◆ REQUEST
Write out the lines from the one with "chevron-right-icon <box>377 567 387 583</box>" through the one with "settings-item-sound[interactable]: 声音 <box>0", replacing "gauge-icon" with "speedometer-icon" and leaving everything else unchanged.

◆ SUPPLIED MATERIAL
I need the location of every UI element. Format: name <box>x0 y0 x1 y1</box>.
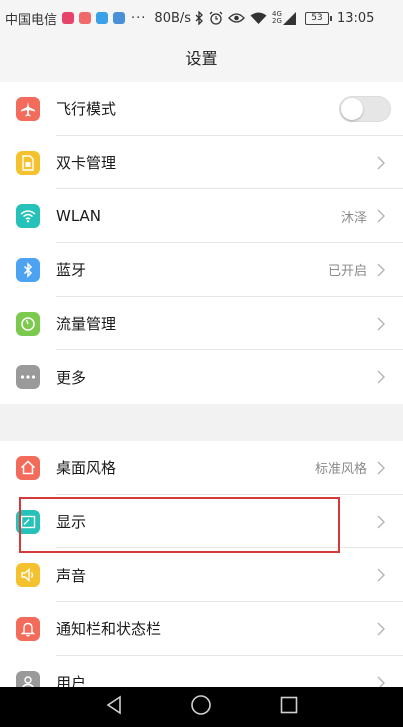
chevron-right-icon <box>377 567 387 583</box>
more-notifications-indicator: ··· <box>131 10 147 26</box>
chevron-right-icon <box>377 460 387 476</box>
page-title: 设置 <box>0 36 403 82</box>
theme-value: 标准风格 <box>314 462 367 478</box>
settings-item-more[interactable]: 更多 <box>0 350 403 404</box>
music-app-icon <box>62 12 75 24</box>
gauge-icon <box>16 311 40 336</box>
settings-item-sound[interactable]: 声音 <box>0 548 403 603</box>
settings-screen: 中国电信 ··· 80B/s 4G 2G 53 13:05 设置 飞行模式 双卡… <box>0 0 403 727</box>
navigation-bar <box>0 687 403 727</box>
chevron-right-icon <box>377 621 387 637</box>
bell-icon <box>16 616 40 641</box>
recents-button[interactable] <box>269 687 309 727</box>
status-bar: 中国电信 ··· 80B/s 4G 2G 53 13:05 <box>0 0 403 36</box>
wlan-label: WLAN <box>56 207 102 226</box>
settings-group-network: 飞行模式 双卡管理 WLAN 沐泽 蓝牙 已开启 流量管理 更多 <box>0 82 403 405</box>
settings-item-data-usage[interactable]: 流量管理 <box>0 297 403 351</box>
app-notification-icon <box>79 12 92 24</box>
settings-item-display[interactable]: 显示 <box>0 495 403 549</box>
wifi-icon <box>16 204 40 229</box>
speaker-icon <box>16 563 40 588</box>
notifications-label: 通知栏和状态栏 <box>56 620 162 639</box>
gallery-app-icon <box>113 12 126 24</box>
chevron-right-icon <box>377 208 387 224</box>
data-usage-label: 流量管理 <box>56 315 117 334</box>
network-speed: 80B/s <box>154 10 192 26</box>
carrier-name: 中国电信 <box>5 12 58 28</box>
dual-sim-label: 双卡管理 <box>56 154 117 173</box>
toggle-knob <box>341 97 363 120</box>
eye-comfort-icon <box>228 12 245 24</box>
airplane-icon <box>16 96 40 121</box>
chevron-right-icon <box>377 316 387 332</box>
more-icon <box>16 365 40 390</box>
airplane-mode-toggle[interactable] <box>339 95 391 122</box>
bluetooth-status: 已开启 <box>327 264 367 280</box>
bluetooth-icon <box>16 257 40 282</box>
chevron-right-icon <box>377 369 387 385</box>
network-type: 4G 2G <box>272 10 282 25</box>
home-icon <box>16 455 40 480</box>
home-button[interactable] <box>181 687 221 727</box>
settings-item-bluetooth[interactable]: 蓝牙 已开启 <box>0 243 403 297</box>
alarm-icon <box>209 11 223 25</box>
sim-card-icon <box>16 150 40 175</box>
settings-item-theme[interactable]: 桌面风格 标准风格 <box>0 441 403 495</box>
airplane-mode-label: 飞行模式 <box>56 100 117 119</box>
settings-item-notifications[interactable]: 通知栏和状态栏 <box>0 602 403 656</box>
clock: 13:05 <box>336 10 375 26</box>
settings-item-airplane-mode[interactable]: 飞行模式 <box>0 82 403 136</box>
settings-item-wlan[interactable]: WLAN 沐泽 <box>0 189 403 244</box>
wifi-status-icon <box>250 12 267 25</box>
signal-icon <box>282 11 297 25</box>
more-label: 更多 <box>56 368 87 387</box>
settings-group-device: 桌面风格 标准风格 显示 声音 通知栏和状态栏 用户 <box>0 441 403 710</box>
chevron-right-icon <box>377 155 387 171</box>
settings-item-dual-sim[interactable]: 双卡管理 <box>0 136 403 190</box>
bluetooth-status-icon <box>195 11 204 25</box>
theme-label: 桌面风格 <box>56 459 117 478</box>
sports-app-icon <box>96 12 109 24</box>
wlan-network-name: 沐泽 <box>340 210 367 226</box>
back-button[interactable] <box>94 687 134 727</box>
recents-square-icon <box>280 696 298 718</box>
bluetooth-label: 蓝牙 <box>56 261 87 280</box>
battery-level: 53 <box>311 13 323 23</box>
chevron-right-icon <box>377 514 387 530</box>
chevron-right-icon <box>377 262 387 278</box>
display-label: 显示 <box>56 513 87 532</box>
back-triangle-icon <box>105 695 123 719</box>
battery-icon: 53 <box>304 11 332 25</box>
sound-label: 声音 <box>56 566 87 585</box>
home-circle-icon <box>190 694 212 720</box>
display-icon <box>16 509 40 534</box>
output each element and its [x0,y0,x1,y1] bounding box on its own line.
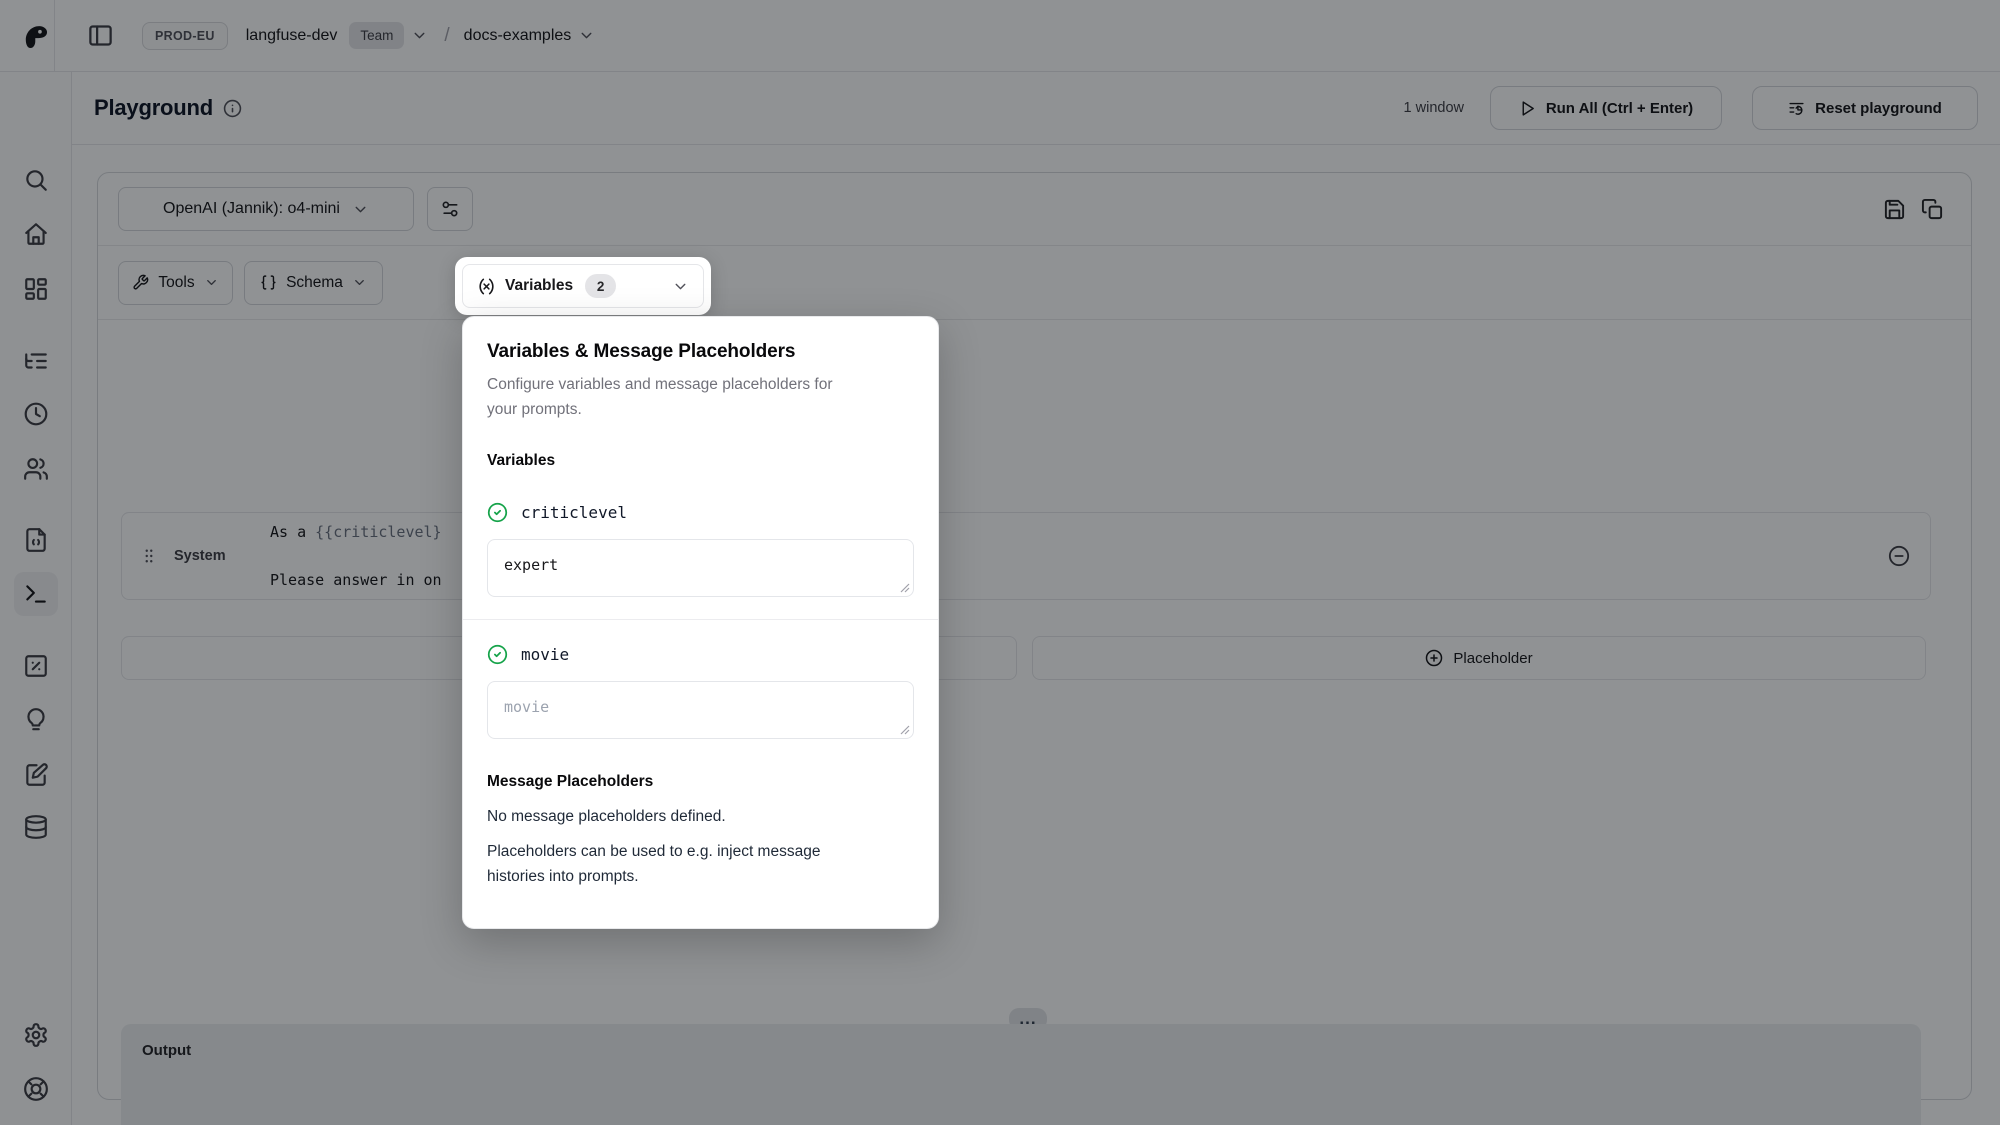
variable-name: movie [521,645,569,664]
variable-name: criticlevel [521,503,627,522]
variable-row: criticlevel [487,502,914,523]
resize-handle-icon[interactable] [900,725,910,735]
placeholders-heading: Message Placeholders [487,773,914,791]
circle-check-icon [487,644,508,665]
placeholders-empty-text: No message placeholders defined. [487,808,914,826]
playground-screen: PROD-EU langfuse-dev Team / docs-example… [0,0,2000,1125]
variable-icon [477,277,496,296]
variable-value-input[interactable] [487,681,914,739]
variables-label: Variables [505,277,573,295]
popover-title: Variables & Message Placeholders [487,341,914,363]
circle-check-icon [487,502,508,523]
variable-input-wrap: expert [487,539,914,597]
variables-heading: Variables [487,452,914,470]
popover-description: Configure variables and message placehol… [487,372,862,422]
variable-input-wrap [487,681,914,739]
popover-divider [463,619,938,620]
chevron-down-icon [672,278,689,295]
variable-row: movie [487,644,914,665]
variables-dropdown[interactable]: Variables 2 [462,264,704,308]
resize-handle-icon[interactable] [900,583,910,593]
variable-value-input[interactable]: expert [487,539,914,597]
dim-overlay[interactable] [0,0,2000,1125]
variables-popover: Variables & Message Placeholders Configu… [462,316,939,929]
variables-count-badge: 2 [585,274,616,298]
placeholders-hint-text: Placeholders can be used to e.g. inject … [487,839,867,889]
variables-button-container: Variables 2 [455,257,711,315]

--

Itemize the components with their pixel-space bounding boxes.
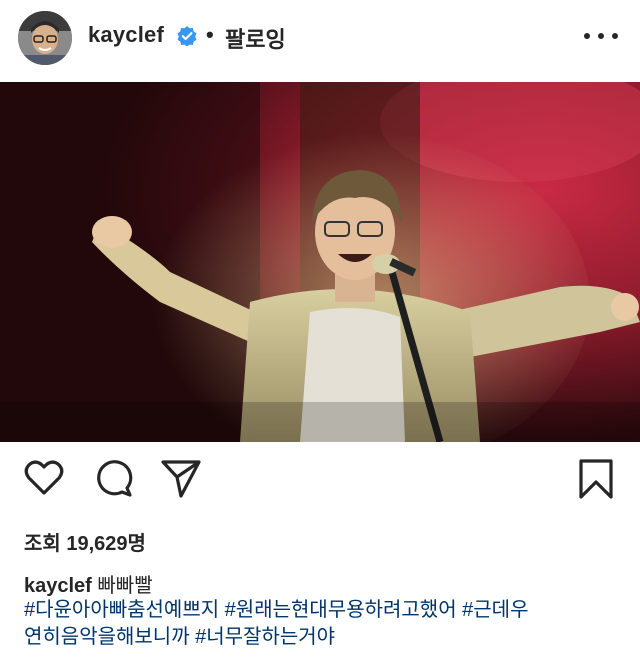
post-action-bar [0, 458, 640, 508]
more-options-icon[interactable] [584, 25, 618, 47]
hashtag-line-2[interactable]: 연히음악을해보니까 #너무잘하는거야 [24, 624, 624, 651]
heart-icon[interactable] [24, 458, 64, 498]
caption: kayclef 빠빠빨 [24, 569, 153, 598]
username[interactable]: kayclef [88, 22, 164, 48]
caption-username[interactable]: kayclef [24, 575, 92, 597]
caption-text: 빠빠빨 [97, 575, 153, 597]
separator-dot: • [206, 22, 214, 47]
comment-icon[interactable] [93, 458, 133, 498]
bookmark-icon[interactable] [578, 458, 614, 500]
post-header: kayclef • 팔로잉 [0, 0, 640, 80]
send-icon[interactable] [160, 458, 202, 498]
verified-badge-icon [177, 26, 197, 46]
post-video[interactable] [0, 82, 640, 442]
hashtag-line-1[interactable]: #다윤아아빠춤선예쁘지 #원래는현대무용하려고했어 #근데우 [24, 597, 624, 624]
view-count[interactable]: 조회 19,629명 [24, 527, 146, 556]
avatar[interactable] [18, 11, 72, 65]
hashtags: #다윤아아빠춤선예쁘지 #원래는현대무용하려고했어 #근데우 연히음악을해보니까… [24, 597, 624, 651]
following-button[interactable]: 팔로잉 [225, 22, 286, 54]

◆ RESPONSE TO THE EXERCISE
chevron-right-icon <box>377 567 387 583</box>
more-notifications-indicator: ··· <box>131 10 147 26</box>
chevron-right-icon <box>377 460 387 476</box>
page-title: 设置 <box>0 36 403 82</box>
theme-value: 标准风格 <box>314 462 367 478</box>
settings-item-more[interactable]: 更多 <box>0 350 403 404</box>
music-app-icon <box>62 12 75 24</box>
speedometer-icon <box>16 311 40 336</box>
settings-item-sound[interactable]: 声音 <box>0 548 403 603</box>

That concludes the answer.